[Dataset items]
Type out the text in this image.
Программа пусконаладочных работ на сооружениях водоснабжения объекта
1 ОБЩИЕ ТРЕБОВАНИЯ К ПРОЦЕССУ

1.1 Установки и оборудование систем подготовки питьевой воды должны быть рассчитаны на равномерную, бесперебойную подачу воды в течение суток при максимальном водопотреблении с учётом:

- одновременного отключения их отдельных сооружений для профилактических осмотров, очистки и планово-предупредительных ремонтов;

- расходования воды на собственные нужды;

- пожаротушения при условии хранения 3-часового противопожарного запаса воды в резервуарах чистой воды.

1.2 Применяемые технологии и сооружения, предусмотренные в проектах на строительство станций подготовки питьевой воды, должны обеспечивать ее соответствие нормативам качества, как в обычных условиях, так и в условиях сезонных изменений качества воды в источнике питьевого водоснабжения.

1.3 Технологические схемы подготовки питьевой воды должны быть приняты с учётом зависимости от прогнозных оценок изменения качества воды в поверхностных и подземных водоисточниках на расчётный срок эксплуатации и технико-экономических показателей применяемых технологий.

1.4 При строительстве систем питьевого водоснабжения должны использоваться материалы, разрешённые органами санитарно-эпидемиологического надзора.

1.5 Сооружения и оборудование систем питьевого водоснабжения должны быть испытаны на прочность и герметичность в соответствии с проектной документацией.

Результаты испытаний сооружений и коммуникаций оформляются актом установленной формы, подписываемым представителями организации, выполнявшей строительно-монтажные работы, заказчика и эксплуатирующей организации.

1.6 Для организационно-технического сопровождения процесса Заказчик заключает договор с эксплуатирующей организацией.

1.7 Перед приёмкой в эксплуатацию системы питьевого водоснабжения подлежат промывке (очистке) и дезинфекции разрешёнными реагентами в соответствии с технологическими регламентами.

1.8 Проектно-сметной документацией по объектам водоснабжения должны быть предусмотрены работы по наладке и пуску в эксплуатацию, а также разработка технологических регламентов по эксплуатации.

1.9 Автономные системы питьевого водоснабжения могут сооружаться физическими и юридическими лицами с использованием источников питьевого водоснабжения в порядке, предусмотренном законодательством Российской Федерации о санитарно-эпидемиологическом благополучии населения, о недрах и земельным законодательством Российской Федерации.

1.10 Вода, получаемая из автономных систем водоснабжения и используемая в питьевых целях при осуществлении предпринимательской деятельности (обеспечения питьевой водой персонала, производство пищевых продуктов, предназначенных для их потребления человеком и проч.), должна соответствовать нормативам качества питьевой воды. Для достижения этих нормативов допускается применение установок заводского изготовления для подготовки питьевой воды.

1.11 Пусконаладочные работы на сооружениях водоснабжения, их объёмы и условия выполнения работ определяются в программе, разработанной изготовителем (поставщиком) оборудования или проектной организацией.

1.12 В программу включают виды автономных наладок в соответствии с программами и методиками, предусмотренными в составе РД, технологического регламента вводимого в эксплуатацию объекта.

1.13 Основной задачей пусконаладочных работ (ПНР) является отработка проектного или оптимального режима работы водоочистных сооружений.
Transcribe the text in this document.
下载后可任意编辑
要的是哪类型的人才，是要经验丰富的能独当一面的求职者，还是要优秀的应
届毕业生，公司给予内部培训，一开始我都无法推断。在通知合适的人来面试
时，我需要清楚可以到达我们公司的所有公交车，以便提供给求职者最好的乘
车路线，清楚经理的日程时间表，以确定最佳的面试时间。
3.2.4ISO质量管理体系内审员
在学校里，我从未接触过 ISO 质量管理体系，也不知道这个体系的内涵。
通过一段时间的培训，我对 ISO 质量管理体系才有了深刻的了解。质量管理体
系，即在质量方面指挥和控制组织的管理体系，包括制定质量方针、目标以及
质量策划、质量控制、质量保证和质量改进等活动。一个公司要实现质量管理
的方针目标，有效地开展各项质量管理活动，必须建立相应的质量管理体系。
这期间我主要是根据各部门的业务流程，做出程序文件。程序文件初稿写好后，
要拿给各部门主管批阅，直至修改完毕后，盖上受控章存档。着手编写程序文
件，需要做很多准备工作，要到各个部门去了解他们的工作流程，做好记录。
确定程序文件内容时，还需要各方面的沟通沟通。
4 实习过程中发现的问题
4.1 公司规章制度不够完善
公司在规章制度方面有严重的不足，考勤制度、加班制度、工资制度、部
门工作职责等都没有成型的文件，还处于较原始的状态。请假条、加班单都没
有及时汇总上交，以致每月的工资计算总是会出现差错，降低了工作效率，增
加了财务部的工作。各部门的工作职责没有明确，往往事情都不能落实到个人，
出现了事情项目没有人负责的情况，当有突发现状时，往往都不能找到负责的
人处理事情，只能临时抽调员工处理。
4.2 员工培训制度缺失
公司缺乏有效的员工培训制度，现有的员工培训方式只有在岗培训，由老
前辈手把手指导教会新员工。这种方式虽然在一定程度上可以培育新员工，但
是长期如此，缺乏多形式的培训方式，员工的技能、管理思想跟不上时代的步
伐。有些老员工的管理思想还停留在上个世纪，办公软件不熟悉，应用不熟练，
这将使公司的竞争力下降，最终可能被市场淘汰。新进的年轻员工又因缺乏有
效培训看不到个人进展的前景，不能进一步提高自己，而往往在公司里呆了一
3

**Goal of the exercise**
Would you reproduce the material above in full, exactly as given?

**Answer in full**
Type out the text in this image.
Программа пусконаладочных работ на сооружениях водоснабжения объекта
1 ОБЩИЕ ТРЕБОВАНИЯ К ПРОЦЕССУ

1.1 Установки и оборудование систем подготовки питьевой воды должны быть рассчитаны на равномерную, бесперебойную подачу воды в течение суток при максимальном водопотреблении с учётом:

- одновременного отключения их отдельных сооружений для профилактических осмотров, очистки и планово-предупредительных ремонтов;

- расходования воды на собственные нужды;

- пожаротушения при условии хранения 3-часового противопожарного запаса воды в резервуарах чистой воды.

1.2 Применяемые технологии и сооружения, предусмотренные в проектах на строительство станций подготовки питьевой воды, должны обеспечивать ее соответствие нормативам качества, как в обычных условиях, так и в условиях сезонных изменений качества воды в источнике питьевого водоснабжения.

1.3 Технологические схемы подготовки питьевой воды должны быть приняты с учётом зависимости от прогнозных оценок изменения качества воды в поверхностных и подземных водоисточниках на расчётный срок эксплуатации и технико-экономических показателей применяемых технологий.

1.4 При строительстве систем питьевого водоснабжения должны использоваться материалы, разрешённые органами санитарно-эпидемиологического надзора.

1.5 Сооружения и оборудование систем питьевого водоснабжения должны быть испытаны на прочность и герметичность в соответствии с проектной документацией.

Результаты испытаний сооружений и коммуникаций оформляются актом установленной формы, подписываемым представителями организации, выполнявшей строительно-монтажные работы, заказчика и эксплуатирующей организации.

1.6 Для организационно-технического сопровождения процесса Заказчик заключает договор с эксплуатирующей организацией.

1.7 Перед приёмкой в эксплуатацию системы питьевого водоснабжения подлежат промывке (очистке) и дезинфекции разрешёнными реагентами в соответствии с технологическими регламентами.

1.8 Проектно-сметной документацией по объектам водоснабжения должны быть предусмотрены работы по наладке и пуску в эксплуатацию, а также разработка технологических регламентов по эксплуатации.

1.9 Автономные системы питьевого водоснабжения могут сооружаться физическими и юридическими лицами с использованием источников питьевого водоснабжения в порядке, предусмотренном законодательством Российской Федерации о санитарно-эпидемиологическом благополучии населения, о недрах и земельным законодательством Российской Федерации.

1.10 Вода, получаемая из автономных систем водоснабжения и используемая в питьевых целях при осуществлении предпринимательской деятельности (обеспечения питьевой водой персонала, производство пищевых продуктов, предназначенных для их потребления человеком и проч.), должна соответствовать нормативам качества питьевой воды. Для достижения этих нормативов допускается применение установок заводского изготовления для подготовки питьевой воды.

1.11 Пусконаладочные работы на сооружениях водоснабжения, их объёмы и условия выполнения работ определяются в программе, разработанной изготовителем (поставщиком) оборудования или проектной организацией.

1.12 В программу включают виды автономных наладок в соответствии с программами и методиками, предусмотренными в составе РД, технологического регламента вводимого в эксплуатацию объекта.

1.13 Основной задачей пусконаладочных работ (ПНР) является отработка проектного или оптимального режима работы водоочистных сооружений.
Transcribe the text in this document.
下载后可任意编辑
要的是哪类型的人才，是要经验丰富的能独当一面的求职者，还是要优秀的应
届毕业生，公司给予内部培训，一开始我都无法推断。在通知合适的人来面试
时，我需要清楚可以到达我们公司的所有公交车，以便提供给求职者最好的乘
车路线，清楚经理的日程时间表，以确定最佳的面试时间。
3.2.4ISO质量管理体系内审员
在学校里，我从未接触过 ISO 质量管理体系，也不知道这个体系的内涵。
通过一段时间的培训，我对 ISO 质量管理体系才有了深刻的了解。质量管理体
系，即在质量方面指挥和控制组织的管理体系，包括制定质量方针、目标以及
质量策划、质量控制、质量保证和质量改进等活动。一个公司要实现质量管理
的方针目标，有效地开展各项质量管理活动，必须建立相应的质量管理体系。
这期间我主要是根据各部门的业务流程，做出程序文件。程序文件初稿写好后，
要拿给各部门主管批阅，直至修改完毕后，盖上受控章存档。着手编写程序文
件，需要做很多准备工作，要到各个部门去了解他们的工作流程，做好记录。
确定程序文件内容时，还需要各方面的沟通沟通。
4 实习过程中发现的问题
4.1 公司规章制度不够完善
公司在规章制度方面有严重的不足，考勤制度、加班制度、工资制度、部
门工作职责等都没有成型的文件，还处于较原始的状态。请假条、加班单都没
有及时汇总上交，以致每月的工资计算总是会出现差错，降低了工作效率，增
加了财务部的工作。各部门的工作职责没有明确，往往事情都不能落实到个人，
出现了事情项目没有人负责的情况，当有突发现状时，往往都不能找到负责的
人处理事情，只能临时抽调员工处理。
4.2 员工培训制度缺失
公司缺乏有效的员工培训制度，现有的员工培训方式只有在岗培训，由老
前辈手把手指导教会新员工。这种方式虽然在一定程度上可以培育新员工，但
是长期如此，缺乏多形式的培训方式，员工的技能、管理思想跟不上时代的步
伐。有些老员工的管理思想还停留在上个世纪，办公软件不熟悉，应用不熟练，
这将使公司的竞争力下降，最终可能被市场淘汰。新进的年轻员工又因缺乏有
效培训看不到个人进展的前景，不能进一步提高自己，而往往在公司里呆了一
3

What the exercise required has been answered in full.